▸ **Work to do**
Look for "Transcribe this image's" in the listing below, then copy exactly the line it appears in and all lines after it to the end, and nothing more.

▸ **Exercise input**
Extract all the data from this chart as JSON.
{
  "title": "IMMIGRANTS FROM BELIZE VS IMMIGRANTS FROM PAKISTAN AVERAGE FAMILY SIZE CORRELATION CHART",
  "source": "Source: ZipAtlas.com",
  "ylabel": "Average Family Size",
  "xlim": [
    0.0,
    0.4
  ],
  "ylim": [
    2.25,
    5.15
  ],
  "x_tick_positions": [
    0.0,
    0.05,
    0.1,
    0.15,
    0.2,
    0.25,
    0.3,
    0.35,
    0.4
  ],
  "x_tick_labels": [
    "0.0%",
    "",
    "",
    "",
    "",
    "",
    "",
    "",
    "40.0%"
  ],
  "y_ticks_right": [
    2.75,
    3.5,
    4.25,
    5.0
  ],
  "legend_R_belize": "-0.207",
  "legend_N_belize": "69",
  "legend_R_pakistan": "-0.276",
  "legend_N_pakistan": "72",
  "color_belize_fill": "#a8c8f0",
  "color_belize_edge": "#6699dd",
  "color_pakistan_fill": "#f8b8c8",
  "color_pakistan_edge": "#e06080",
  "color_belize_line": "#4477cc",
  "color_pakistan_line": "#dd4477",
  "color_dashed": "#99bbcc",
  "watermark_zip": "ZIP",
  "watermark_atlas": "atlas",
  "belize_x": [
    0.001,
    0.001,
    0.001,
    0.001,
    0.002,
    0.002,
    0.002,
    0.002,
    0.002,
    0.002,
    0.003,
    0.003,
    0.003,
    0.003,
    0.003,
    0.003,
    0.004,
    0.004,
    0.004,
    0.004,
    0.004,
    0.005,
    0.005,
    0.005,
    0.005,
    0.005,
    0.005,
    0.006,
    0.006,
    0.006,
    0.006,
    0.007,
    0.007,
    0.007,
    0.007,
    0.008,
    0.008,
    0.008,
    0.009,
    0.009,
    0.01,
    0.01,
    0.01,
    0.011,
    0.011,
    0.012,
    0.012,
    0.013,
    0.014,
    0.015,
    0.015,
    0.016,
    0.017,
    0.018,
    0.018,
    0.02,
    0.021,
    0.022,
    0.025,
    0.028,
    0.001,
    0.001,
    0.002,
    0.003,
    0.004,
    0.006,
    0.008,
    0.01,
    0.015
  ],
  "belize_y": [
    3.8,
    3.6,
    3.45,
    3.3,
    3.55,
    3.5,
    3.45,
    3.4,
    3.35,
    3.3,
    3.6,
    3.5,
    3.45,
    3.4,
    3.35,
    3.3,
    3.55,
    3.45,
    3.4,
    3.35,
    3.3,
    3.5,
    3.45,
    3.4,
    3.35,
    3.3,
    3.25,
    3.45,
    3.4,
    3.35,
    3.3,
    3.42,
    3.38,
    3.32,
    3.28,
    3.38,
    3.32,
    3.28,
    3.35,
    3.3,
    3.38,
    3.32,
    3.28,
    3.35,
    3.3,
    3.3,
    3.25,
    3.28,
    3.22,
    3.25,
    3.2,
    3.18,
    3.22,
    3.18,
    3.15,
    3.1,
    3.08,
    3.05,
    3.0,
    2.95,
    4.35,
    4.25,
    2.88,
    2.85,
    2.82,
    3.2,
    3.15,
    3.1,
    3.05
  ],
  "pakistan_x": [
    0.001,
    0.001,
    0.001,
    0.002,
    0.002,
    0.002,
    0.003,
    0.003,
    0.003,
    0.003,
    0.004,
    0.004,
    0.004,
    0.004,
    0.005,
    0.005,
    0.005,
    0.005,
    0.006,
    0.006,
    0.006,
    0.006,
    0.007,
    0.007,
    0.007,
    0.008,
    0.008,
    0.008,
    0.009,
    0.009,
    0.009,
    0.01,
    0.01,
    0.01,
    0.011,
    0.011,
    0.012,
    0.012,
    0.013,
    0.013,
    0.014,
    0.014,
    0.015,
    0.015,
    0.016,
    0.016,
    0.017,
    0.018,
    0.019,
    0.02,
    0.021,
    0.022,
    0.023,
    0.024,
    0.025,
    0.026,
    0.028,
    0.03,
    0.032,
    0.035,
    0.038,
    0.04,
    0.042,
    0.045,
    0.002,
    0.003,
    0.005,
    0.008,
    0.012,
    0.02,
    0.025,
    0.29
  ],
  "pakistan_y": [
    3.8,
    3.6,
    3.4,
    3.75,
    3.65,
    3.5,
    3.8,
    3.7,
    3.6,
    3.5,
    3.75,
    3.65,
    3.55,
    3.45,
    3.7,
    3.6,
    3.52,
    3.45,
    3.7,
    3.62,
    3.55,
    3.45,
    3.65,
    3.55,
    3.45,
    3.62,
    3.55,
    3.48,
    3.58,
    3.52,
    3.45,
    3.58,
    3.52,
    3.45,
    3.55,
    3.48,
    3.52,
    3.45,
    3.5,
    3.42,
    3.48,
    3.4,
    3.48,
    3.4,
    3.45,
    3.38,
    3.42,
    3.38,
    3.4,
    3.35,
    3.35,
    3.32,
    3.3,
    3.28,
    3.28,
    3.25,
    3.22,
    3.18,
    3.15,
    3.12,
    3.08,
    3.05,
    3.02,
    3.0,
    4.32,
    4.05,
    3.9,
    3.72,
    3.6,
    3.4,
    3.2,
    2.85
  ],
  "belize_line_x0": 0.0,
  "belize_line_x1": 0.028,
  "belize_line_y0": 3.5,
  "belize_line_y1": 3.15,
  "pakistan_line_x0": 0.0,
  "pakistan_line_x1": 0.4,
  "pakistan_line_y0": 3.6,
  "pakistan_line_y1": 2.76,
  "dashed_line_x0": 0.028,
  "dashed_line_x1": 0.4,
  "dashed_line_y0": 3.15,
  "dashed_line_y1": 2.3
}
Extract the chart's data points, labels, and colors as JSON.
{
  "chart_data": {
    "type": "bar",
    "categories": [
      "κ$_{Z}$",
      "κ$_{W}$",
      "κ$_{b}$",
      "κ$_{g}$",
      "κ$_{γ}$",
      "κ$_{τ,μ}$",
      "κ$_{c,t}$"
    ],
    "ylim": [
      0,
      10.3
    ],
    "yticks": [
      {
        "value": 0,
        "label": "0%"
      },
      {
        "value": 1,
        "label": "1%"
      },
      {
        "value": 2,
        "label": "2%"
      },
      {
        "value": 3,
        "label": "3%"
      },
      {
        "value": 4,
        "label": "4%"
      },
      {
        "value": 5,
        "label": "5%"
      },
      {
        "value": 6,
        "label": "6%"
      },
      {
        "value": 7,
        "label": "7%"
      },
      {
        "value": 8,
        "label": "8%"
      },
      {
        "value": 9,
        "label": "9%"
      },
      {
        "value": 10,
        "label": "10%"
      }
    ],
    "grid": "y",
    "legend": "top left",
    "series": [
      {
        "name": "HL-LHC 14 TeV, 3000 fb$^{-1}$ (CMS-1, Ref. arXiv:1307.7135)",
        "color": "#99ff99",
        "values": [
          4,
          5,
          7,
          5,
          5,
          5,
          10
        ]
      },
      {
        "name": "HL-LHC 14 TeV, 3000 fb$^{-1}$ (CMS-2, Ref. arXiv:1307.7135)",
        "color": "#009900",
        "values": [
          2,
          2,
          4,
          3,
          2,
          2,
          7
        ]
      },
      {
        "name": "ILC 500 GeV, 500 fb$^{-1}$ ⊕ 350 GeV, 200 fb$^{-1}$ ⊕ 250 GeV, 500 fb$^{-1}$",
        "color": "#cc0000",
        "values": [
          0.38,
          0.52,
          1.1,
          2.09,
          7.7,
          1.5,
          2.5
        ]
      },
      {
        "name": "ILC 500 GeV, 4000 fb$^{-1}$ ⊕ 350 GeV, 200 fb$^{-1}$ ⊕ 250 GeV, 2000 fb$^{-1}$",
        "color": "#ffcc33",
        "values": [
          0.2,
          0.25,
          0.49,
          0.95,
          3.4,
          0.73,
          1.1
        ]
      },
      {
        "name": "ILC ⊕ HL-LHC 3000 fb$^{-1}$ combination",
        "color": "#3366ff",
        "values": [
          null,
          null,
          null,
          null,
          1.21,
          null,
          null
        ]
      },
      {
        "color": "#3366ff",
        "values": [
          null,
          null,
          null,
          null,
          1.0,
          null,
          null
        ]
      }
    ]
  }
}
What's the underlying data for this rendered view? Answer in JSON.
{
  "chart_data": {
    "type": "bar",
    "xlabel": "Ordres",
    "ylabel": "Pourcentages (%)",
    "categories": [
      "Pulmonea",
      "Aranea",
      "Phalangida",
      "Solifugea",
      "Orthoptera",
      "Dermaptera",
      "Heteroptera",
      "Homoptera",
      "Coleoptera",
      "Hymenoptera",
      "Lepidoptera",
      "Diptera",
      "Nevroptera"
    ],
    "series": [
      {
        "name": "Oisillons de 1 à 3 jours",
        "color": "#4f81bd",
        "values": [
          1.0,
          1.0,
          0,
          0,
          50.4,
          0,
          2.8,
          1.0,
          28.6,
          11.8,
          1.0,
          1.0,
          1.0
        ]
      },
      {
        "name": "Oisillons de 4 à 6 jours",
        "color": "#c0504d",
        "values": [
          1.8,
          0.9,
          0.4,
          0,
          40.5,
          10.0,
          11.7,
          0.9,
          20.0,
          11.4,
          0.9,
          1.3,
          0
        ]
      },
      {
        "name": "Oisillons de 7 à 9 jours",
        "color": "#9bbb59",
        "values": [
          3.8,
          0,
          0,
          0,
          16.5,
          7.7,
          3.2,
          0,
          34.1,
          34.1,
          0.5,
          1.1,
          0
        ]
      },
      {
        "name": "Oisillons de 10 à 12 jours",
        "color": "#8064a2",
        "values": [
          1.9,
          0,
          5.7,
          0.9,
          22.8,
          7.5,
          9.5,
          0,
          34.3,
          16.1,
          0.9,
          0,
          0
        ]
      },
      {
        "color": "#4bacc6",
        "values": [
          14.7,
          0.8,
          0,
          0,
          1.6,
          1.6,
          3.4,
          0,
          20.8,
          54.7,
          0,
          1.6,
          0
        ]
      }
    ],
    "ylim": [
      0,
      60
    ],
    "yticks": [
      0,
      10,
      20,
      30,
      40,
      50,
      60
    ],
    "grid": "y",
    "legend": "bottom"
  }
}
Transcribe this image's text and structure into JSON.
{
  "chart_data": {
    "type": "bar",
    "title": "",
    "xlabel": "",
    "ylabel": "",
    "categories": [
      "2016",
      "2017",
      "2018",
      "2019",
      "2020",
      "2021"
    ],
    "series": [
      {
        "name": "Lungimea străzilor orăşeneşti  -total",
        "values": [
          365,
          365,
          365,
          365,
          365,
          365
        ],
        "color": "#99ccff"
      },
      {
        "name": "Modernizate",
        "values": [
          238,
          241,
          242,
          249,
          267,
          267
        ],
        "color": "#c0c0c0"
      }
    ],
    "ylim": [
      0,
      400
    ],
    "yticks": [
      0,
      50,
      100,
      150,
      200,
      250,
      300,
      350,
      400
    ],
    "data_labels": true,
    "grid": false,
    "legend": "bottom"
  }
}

▸ **Exercise answer**
Transcribe this image's text and structure into JSON.
{
  "chart_data": {
    "type": "bar",
    "title": "",
    "xlabel": "",
    "ylabel": "",
    "categories": [
      "2016",
      "2017",
      "2018",
      "2019",
      "2020",
      "2021"
    ],
    "series": [
      {
        "name": "Lungimea străzilor orăşeneşti  -total",
        "values": [
          365,
          365,
          365,
          365,
          365,
          365
        ],
        "color": "#99ccff"
      },
      {
        "name": "Modernizate",
        "values": [
          238,
          241,
          242,
          249,
          267,
          267
        ],
        "color": "#c0c0c0"
      }
    ],
    "ylim": [
      0,
      400
    ],
    "yticks": [
      0,
      50,
      100,
      150,
      200,
      250,
      300,
      350,
      400
    ],
    "data_labels": true,
    "grid": false,
    "legend": "bottom"
  }
}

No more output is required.